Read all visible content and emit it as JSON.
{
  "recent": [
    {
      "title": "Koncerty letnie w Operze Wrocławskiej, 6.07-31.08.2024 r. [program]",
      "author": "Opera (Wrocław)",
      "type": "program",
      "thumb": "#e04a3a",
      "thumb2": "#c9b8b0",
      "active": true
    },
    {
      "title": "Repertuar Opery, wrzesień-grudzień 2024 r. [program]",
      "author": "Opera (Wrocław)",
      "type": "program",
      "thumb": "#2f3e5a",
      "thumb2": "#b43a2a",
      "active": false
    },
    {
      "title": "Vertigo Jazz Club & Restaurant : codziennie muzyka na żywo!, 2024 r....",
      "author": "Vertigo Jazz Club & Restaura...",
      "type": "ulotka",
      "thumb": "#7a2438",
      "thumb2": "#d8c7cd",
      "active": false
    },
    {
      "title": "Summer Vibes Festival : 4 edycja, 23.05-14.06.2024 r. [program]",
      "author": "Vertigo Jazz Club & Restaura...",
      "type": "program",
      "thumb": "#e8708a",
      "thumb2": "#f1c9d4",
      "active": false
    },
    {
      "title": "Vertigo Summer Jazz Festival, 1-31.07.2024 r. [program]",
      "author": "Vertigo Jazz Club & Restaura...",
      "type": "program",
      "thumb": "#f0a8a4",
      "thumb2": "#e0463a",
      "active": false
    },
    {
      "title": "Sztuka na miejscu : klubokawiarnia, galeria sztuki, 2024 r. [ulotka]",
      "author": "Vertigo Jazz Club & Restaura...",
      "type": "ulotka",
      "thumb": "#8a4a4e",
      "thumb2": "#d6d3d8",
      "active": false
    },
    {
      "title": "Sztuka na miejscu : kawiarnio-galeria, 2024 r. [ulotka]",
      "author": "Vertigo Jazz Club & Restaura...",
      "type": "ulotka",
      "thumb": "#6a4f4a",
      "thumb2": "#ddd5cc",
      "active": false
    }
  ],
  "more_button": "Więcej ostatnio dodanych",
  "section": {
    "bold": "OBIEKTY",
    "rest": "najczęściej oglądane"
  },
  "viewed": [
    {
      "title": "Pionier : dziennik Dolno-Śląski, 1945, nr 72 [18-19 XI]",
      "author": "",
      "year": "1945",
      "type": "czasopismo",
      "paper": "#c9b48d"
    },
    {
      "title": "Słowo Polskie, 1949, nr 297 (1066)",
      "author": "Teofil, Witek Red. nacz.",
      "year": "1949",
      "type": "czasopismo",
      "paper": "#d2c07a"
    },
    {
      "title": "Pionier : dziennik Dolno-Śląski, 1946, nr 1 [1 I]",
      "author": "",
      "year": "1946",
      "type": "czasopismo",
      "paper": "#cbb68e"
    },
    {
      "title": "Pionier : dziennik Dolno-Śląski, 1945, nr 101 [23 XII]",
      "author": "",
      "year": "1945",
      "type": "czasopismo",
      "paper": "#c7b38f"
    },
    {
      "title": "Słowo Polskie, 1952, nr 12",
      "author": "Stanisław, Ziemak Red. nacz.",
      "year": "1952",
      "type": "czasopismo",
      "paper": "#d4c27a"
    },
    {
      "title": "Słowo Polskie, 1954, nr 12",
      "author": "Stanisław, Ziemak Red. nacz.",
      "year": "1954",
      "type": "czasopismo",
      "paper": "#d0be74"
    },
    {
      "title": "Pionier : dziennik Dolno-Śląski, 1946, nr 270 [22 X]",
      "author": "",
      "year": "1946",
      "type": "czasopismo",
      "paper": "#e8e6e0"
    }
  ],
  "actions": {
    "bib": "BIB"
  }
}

== WORK TO BE COMPLETED ==
Collect from the data above every line that includes "Słowo".

== OUTPUT FOR THIS TASK ==
      "title": "Słowo Polskie, 1949, nr 297 (1066)",
      "title": "Słowo Polskie, 1952, nr 12",
      "title": "Słowo Polskie, 1954, nr 12",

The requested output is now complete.